- _Available records_:
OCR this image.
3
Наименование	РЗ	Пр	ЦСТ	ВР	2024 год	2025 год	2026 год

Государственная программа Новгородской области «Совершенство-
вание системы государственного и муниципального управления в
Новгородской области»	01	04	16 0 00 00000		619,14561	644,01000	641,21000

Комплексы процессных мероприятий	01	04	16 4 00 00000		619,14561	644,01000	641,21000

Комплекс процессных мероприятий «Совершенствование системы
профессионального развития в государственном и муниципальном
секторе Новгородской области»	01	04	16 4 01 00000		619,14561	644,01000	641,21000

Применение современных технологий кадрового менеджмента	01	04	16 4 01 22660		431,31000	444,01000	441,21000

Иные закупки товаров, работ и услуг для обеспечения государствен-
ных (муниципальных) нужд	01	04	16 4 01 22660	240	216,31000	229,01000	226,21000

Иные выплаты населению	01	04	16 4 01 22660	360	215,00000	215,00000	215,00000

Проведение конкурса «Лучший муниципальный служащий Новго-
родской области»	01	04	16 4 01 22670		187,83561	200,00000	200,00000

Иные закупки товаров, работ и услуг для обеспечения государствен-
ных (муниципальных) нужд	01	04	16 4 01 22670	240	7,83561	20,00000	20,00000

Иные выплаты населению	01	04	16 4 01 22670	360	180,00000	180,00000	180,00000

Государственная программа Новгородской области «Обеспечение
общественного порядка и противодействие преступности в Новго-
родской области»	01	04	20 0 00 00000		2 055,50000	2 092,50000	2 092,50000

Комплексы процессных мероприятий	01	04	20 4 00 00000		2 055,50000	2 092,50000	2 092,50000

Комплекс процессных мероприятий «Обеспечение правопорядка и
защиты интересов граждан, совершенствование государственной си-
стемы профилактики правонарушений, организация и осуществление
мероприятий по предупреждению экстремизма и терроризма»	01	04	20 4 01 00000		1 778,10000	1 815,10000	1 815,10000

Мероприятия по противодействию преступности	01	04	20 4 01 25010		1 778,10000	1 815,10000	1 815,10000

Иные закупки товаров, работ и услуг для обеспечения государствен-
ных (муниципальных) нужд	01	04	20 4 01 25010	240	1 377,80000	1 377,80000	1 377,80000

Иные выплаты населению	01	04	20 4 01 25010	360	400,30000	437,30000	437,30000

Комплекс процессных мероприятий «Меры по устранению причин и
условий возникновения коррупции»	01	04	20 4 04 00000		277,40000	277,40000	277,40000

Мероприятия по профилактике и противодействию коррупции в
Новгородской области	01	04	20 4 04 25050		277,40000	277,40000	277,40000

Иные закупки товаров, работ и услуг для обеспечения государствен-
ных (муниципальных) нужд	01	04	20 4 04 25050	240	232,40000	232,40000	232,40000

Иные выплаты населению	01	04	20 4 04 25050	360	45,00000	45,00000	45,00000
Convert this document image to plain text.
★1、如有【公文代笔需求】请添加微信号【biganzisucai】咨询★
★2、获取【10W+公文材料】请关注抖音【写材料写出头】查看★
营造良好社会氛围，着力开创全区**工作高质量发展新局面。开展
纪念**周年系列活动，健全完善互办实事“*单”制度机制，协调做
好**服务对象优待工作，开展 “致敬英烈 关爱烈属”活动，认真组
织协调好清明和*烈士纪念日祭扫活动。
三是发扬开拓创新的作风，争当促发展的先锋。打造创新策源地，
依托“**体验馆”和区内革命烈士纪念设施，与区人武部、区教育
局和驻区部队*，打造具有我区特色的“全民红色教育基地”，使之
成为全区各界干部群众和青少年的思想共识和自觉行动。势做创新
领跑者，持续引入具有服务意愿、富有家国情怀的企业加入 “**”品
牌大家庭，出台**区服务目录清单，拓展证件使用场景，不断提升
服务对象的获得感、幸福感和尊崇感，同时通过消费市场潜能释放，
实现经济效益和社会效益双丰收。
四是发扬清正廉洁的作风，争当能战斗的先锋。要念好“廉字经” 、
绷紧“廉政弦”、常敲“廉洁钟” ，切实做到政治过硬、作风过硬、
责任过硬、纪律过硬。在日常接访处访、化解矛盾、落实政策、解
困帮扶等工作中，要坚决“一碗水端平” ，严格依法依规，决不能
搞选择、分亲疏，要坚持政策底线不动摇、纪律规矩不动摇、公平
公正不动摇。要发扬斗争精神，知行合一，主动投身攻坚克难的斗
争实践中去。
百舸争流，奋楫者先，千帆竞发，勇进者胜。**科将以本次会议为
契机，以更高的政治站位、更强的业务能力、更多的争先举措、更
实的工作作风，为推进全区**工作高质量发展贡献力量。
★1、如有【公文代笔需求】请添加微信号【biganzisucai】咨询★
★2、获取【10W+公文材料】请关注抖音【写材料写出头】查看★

- _Aim of the task_:
Your task is to extract all of the records exactly.

- _Task response_:
OCR this image.
3
Наименование	РЗ	Пр	ЦСТ	ВР	2024 год	2025 год	2026 год

Государственная программа Новгородской области «Совершенство-
вание системы государственного и муниципального управления в
Новгородской области»	01	04	16 0 00 00000		619,14561	644,01000	641,21000

Комплексы процессных мероприятий	01	04	16 4 00 00000		619,14561	644,01000	641,21000

Комплекс процессных мероприятий «Совершенствование системы
профессионального развития в государственном и муниципальном
секторе Новгородской области»	01	04	16 4 01 00000		619,14561	644,01000	641,21000

Применение современных технологий кадрового менеджмента	01	04	16 4 01 22660		431,31000	444,01000	441,21000

Иные закупки товаров, работ и услуг для обеспечения государствен-
ных (муниципальных) нужд	01	04	16 4 01 22660	240	216,31000	229,01000	226,21000

Иные выплаты населению	01	04	16 4 01 22660	360	215,00000	215,00000	215,00000

Проведение конкурса «Лучший муниципальный служащий Новго-
родской области»	01	04	16 4 01 22670		187,83561	200,00000	200,00000

Иные закупки товаров, работ и услуг для обеспечения государствен-
ных (муниципальных) нужд	01	04	16 4 01 22670	240	7,83561	20,00000	20,00000

Иные выплаты населению	01	04	16 4 01 22670	360	180,00000	180,00000	180,00000

Государственная программа Новгородской области «Обеспечение
общественного порядка и противодействие преступности в Новго-
родской области»	01	04	20 0 00 00000		2 055,50000	2 092,50000	2 092,50000

Комплексы процессных мероприятий	01	04	20 4 00 00000		2 055,50000	2 092,50000	2 092,50000

Комплекс процессных мероприятий «Обеспечение правопорядка и
защиты интересов граждан, совершенствование государственной си-
стемы профилактики правонарушений, организация и осуществление
мероприятий по предупреждению экстремизма и терроризма»	01	04	20 4 01 00000		1 778,10000	1 815,10000	1 815,10000

Мероприятия по противодействию преступности	01	04	20 4 01 25010		1 778,10000	1 815,10000	1 815,10000

Иные закупки товаров, работ и услуг для обеспечения государствен-
ных (муниципальных) нужд	01	04	20 4 01 25010	240	1 377,80000	1 377,80000	1 377,80000

Иные выплаты населению	01	04	20 4 01 25010	360	400,30000	437,30000	437,30000

Комплекс процессных мероприятий «Меры по устранению причин и
условий возникновения коррупции»	01	04	20 4 04 00000		277,40000	277,40000	277,40000

Мероприятия по профилактике и противодействию коррупции в
Новгородской области	01	04	20 4 04 25050		277,40000	277,40000	277,40000

Иные закупки товаров, работ и услуг для обеспечения государствен-
ных (муниципальных) нужд	01	04	20 4 04 25050	240	232,40000	232,40000	232,40000

Иные выплаты населению	01	04	20 4 04 25050	360	45,00000	45,00000	45,00000
Convert this document image to plain text.
★1、如有【公文代笔需求】请添加微信号【biganzisucai】咨询★
★2、获取【10W+公文材料】请关注抖音【写材料写出头】查看★
营造良好社会氛围，着力开创全区**工作高质量发展新局面。开展
纪念**周年系列活动，健全完善互办实事“*单”制度机制，协调做
好**服务对象优待工作，开展 “致敬英烈 关爱烈属”活动，认真组
织协调好清明和*烈士纪念日祭扫活动。
三是发扬开拓创新的作风，争当促发展的先锋。打造创新策源地，
依托“**体验馆”和区内革命烈士纪念设施，与区人武部、区教育
局和驻区部队*，打造具有我区特色的“全民红色教育基地”，使之
成为全区各界干部群众和青少年的思想共识和自觉行动。势做创新
领跑者，持续引入具有服务意愿、富有家国情怀的企业加入 “**”品
牌大家庭，出台**区服务目录清单，拓展证件使用场景，不断提升
服务对象的获得感、幸福感和尊崇感，同时通过消费市场潜能释放，
实现经济效益和社会效益双丰收。
四是发扬清正廉洁的作风，争当能战斗的先锋。要念好“廉字经” 、
绷紧“廉政弦”、常敲“廉洁钟” ，切实做到政治过硬、作风过硬、
责任过硬、纪律过硬。在日常接访处访、化解矛盾、落实政策、解
困帮扶等工作中，要坚决“一碗水端平” ，严格依法依规，决不能
搞选择、分亲疏，要坚持政策底线不动摇、纪律规矩不动摇、公平
公正不动摇。要发扬斗争精神，知行合一，主动投身攻坚克难的斗
争实践中去。
百舸争流，奋楫者先，千帆竞发，勇进者胜。**科将以本次会议为
契机，以更高的政治站位、更强的业务能力、更多的争先举措、更
实的工作作风，为推进全区**工作高质量发展贡献力量。
★1、如有【公文代笔需求】请添加微信号【biganzisucai】咨询★
★2、获取【10W+公文材料】请关注抖音【写材料写出头】查看★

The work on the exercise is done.